> **Requirements**
1. In the Saltfleetby gas field text, what share of UK onshore gas production does the field contribute?
2. Please extract everything in the Saltfleetby gas field text from "Last month, Angus" down to "wells and workovers.".
-- begin Selected text --
Saltfleetby gas field. Photo: Angus Energy

Last month, Angus Energy applied for planning permission for four new gas production wells at Saltfleetby.

Official figures show the field contributes about 80% of UK onshore gas production. But this represents less than 1% of total UK gas production.

Mr Herbert said the field was currently constrained to about 11 or 12 million cubic feet per day. He said he hoped new wells, workovers and a £3m project to install a booster compressor, would increase production at Saltfleetby.

The company was revising its reservoir model for the field, Mr Herbert said, to shape decisions on future wells and workovers.

Angus and its partner, Trafigua, are also looking at potential gas storage at Saltfleetby. Mr Herbert said “there could be a role” for market-driven storage at the field, where a trader buys a cargo of cheap liquefied natural gas (LNG) and stores it until prices rise.
-- end Selected text --
-- begin Information shown --
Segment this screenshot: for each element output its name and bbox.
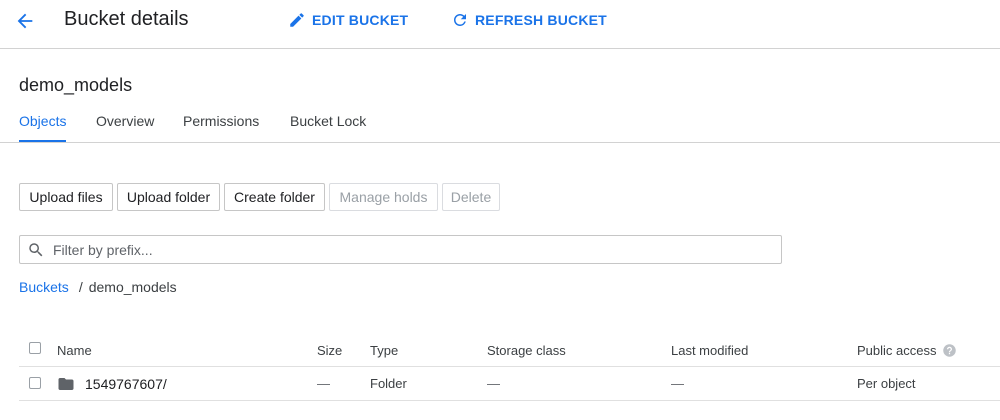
column-header-last-modified[interactable]: Last modified	[671, 343, 748, 358]
refresh-bucket-label: REFRESH BUCKET	[475, 12, 607, 28]
column-header-type[interactable]: Type	[370, 343, 398, 358]
breadcrumb-separator: /	[78, 279, 83, 295]
upload-folder-button[interactable]: Upload folder	[117, 183, 220, 211]
table-header-row: Name Size Type Storage class Last modifi…	[19, 332, 1000, 367]
public-access-cell: Per object	[857, 376, 916, 391]
edit-bucket-button[interactable]: EDIT BUCKET	[288, 10, 408, 30]
folder-icon	[58, 378, 74, 390]
breadcrumb-buckets-link[interactable]: Buckets	[19, 279, 69, 295]
breadcrumb: Buckets / demo_models	[19, 279, 177, 295]
last-modified-cell: —	[671, 376, 684, 391]
page-title: Bucket details	[64, 8, 189, 30]
pencil-icon	[290, 13, 304, 27]
filter-box	[19, 235, 782, 264]
size-cell: —	[317, 376, 330, 391]
delete-button[interactable]: Delete	[442, 183, 500, 211]
type-cell: Folder	[370, 376, 407, 391]
name-cell: 1549767607/	[57, 376, 167, 392]
tab-bucket-lock[interactable]: Bucket Lock	[290, 113, 366, 140]
refresh-icon	[454, 13, 466, 26]
tab-permissions[interactable]: Permissions	[183, 113, 259, 140]
edit-bucket-label: EDIT BUCKET	[312, 12, 409, 28]
top-app-bar: Bucket details EDIT BUCKET REFRESH BUCKE…	[0, 0, 1000, 49]
storage-class-cell: —	[487, 376, 500, 391]
manage-holds-button[interactable]: Manage holds	[329, 183, 438, 211]
row-checkbox[interactable]	[29, 377, 41, 389]
tab-overview[interactable]: Overview	[96, 113, 154, 140]
folder-name-link[interactable]: 1549767607/	[85, 376, 167, 392]
tab-objects[interactable]: Objects	[19, 113, 67, 142]
breadcrumb-current: demo_models	[88, 279, 177, 295]
table-row: 1549767607/ — Folder — — Per object	[19, 367, 1000, 401]
upload-files-button[interactable]: Upload files	[19, 183, 113, 211]
search-icon	[29, 242, 43, 256]
column-header-size[interactable]: Size	[317, 343, 342, 358]
column-header-name[interactable]: Name	[57, 343, 92, 358]
filter-input[interactable]	[51, 240, 755, 259]
bucket-name: demo_models	[19, 75, 133, 95]
objects-table: Name Size Type Storage class Last modifi…	[19, 332, 1000, 401]
column-header-storage-class[interactable]: Storage class	[487, 343, 566, 358]
select-all-checkbox[interactable]	[29, 342, 41, 354]
refresh-bucket-button[interactable]: REFRESH BUCKET	[451, 10, 607, 30]
help-icon[interactable]	[942, 343, 957, 358]
column-header-public-access-label: Public access	[857, 343, 937, 358]
arrow-back-icon	[17, 13, 33, 29]
create-folder-button[interactable]: Create folder	[224, 183, 325, 211]
back-button[interactable]	[10, 6, 40, 36]
tab-bar: Objects Overview Permissions Bucket Lock	[0, 108, 1000, 143]
column-header-public-access: Public access	[857, 343, 957, 358]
-- end Information shown --
> **Results by task**
1. About 80%.

2.
Last month, Angus Energy applied for planning permission for four new gas production wells at Saltfleetby.

Official figures show the field contributes about 80% of UK onshore gas production. But this represents less than 1% of total UK gas production.

Mr Herbert said the field was currently constrained to about 11 or 12 million cubic feet per day. He said he hoped new wells, workovers and a £3m project to install a booster compressor, would increase production at Saltfleetby.

The company was revising its reservoir model for the field, Mr Herbert said, to shape decisions on future wells and workovers.